Data extract:

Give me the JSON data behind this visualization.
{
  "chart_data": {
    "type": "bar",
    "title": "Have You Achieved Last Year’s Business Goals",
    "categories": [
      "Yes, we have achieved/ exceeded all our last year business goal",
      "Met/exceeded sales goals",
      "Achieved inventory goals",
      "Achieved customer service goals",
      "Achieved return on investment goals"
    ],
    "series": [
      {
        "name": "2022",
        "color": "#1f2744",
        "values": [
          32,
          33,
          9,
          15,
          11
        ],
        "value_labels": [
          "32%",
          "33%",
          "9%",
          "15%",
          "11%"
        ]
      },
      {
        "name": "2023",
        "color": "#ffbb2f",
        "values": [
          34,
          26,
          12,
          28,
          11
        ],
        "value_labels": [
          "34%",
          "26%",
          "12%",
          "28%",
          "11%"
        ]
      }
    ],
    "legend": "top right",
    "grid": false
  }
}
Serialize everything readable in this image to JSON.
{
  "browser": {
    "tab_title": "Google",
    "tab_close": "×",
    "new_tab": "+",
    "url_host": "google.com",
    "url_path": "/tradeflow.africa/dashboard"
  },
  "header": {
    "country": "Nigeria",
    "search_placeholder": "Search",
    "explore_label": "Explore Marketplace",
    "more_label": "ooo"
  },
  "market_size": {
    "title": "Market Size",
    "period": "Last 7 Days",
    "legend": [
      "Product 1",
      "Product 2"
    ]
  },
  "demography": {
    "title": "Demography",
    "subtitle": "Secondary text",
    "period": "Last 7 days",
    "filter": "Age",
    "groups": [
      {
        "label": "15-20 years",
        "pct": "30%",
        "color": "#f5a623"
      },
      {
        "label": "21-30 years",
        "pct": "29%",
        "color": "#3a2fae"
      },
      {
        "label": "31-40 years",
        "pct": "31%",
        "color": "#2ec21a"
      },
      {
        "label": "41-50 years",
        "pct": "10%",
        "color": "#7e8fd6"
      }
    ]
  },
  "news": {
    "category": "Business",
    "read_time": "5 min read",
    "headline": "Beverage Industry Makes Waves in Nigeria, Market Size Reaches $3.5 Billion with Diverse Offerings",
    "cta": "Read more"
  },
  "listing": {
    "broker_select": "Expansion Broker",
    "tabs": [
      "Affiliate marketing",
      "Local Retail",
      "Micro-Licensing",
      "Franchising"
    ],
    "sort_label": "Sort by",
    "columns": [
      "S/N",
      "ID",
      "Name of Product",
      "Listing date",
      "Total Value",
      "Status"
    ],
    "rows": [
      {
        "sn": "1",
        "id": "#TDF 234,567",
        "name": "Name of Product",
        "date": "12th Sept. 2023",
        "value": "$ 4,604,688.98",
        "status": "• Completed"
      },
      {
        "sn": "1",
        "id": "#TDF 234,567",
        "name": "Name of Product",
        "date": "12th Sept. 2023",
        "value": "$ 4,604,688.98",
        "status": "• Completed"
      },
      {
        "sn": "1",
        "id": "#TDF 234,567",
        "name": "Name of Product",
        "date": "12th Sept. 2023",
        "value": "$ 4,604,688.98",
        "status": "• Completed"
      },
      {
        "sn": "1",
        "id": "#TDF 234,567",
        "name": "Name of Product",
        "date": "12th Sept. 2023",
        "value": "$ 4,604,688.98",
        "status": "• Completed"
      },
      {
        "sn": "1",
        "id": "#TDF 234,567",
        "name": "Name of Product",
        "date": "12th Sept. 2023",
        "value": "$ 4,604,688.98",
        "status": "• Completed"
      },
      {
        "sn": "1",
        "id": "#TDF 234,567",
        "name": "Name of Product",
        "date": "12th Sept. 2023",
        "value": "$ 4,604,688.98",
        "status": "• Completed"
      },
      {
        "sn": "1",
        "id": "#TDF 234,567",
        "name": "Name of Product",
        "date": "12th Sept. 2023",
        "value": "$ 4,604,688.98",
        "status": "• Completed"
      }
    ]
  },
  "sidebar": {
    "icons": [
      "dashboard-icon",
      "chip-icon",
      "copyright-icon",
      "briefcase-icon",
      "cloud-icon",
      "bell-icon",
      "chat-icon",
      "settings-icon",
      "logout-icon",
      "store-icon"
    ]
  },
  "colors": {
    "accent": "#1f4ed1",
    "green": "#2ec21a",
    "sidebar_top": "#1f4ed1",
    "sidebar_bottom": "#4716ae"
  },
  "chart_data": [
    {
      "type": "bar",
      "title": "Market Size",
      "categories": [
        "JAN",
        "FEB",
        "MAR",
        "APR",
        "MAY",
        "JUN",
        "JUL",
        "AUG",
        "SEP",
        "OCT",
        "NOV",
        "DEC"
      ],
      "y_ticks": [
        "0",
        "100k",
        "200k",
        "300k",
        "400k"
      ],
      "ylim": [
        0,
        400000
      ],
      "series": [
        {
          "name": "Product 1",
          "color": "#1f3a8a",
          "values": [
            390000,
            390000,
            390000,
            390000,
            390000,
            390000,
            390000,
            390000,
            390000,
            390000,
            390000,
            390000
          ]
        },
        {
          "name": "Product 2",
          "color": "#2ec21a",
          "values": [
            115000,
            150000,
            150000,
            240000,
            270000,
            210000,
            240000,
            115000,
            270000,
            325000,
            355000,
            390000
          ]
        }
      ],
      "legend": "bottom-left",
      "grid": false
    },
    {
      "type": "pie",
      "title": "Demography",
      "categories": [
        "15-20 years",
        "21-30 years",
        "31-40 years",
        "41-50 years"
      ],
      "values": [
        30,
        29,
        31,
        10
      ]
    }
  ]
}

Description of the task: Reproduce each record exactly, leaving nothing out.

Output:
Give me the JSON data behind this visualization.
{
  "chart_data": {
    "type": "bar",
    "title": "Have You Achieved Last Year’s Business Goals",
    "categories": [
      "Yes, we have achieved/ exceeded all our last year business goal",
      "Met/exceeded sales goals",
      "Achieved inventory goals",
      "Achieved customer service goals",
      "Achieved return on investment goals"
    ],
    "series": [
      {
        "name": "2022",
        "color": "#1f2744",
        "values": [
          32,
          33,
          9,
          15,
          11
        ],
        "value_labels": [
          "32%",
          "33%",
          "9%",
          "15%",
          "11%"
        ]
      },
      {
        "name": "2023",
        "color": "#ffbb2f",
        "values": [
          34,
          26,
          12,
          28,
          11
        ],
        "value_labels": [
          "34%",
          "26%",
          "12%",
          "28%",
          "11%"
        ]
      }
    ],
    "legend": "top right",
    "grid": false
  }
}
Serialize everything readable in this image to JSON.
{
  "browser": {
    "tab_title": "Google",
    "tab_close": "×",
    "new_tab": "+",
    "url_host": "google.com",
    "url_path": "/tradeflow.africa/dashboard"
  },
  "header": {
    "country": "Nigeria",
    "search_placeholder": "Search",
    "explore_label": "Explore Marketplace",
    "more_label": "ooo"
  },
  "market_size": {
    "title": "Market Size",
    "period": "Last 7 Days",
    "legend": [
      "Product 1",
      "Product 2"
    ]
  },
  "demography": {
    "title": "Demography",
    "subtitle": "Secondary text",
    "period": "Last 7 days",
    "filter": "Age",
    "groups": [
      {
        "label": "15-20 years",
        "pct": "30%",
        "color": "#f5a623"
      },
      {
        "label": "21-30 years",
        "pct": "29%",
        "color": "#3a2fae"
      },
      {
        "label": "31-40 years",
        "pct": "31%",
        "color": "#2ec21a"
      },
      {
        "label": "41-50 years",
        "pct": "10%",
        "color": "#7e8fd6"
      }
    ]
  },
  "news": {
    "category": "Business",
    "read_time": "5 min read",
    "headline": "Beverage Industry Makes Waves in Nigeria, Market Size Reaches $3.5 Billion with Diverse Offerings",
    "cta": "Read more"
  },
  "listing": {
    "broker_select": "Expansion Broker",
    "tabs": [
      "Affiliate marketing",
      "Local Retail",
      "Micro-Licensing",
      "Franchising"
    ],
    "sort_label": "Sort by",
    "columns": [
      "S/N",
      "ID",
      "Name of Product",
      "Listing date",
      "Total Value",
      "Status"
    ],
    "rows": [
      {
        "sn": "1",
        "id": "#TDF 234,567",
        "name": "Name of Product",
        "date": "12th Sept. 2023",
        "value": "$ 4,604,688.98",
        "status": "• Completed"
      },
      {
        "sn": "1",
        "id": "#TDF 234,567",
        "name": "Name of Product",
        "date": "12th Sept. 2023",
        "value": "$ 4,604,688.98",
        "status": "• Completed"
      },
      {
        "sn": "1",
        "id": "#TDF 234,567",
        "name": "Name of Product",
        "date": "12th Sept. 2023",
        "value": "$ 4,604,688.98",
        "status": "• Completed"
      },
      {
        "sn": "1",
        "id": "#TDF 234,567",
        "name": "Name of Product",
        "date": "12th Sept. 2023",
        "value": "$ 4,604,688.98",
        "status": "• Completed"
      },
      {
        "sn": "1",
        "id": "#TDF 234,567",
        "name": "Name of Product",
        "date": "12th Sept. 2023",
        "value": "$ 4,604,688.98",
        "status": "• Completed"
      },
      {
        "sn": "1",
        "id": "#TDF 234,567",
        "name": "Name of Product",
        "date": "12th Sept. 2023",
        "value": "$ 4,604,688.98",
        "status": "• Completed"
      },
      {
        "sn": "1",
        "id": "#TDF 234,567",
        "name": "Name of Product",
        "date": "12th Sept. 2023",
        "value": "$ 4,604,688.98",
        "status": "• Completed"
      }
    ]
  },
  "sidebar": {
    "icons": [
      "dashboard-icon",
      "chip-icon",
      "copyright-icon",
      "briefcase-icon",
      "cloud-icon",
      "bell-icon",
      "chat-icon",
      "settings-icon",
      "logout-icon",
      "store-icon"
    ]
  },
  "colors": {
    "accent": "#1f4ed1",
    "green": "#2ec21a",
    "sidebar_top": "#1f4ed1",
    "sidebar_bottom": "#4716ae"
  },
  "chart_data": [
    {
      "type": "bar",
      "title": "Market Size",
      "categories": [
        "JAN",
        "FEB",
        "MAR",
        "APR",
        "MAY",
        "JUN",
        "JUL",
        "AUG",
        "SEP",
        "OCT",
        "NOV",
        "DEC"
      ],
      "y_ticks": [
        "0",
        "100k",
        "200k",
        "300k",
        "400k"
      ],
      "ylim": [
        0,
        400000
      ],
      "series": [
        {
          "name": "Product 1",
          "color": "#1f3a8a",
          "values": [
            390000,
            390000,
            390000,
            390000,
            390000,
            390000,
            390000,
            390000,
            390000,
            390000,
            390000,
            390000
          ]
        },
        {
          "name": "Product 2",
          "color": "#2ec21a",
          "values": [
            115000,
            150000,
            150000,
            240000,
            270000,
            210000,
            240000,
            115000,
            270000,
            325000,
            355000,
            390000
          ]
        }
      ],
      "legend": "bottom-left",
      "grid": false
    },
    {
      "type": "pie",
      "title": "Demography",
      "categories": [
        "15-20 years",
        "21-30 years",
        "31-40 years",
        "41-50 years"
      ],
      "values": [
        30,
        29,
        31,
        10
      ]
    }
  ]
}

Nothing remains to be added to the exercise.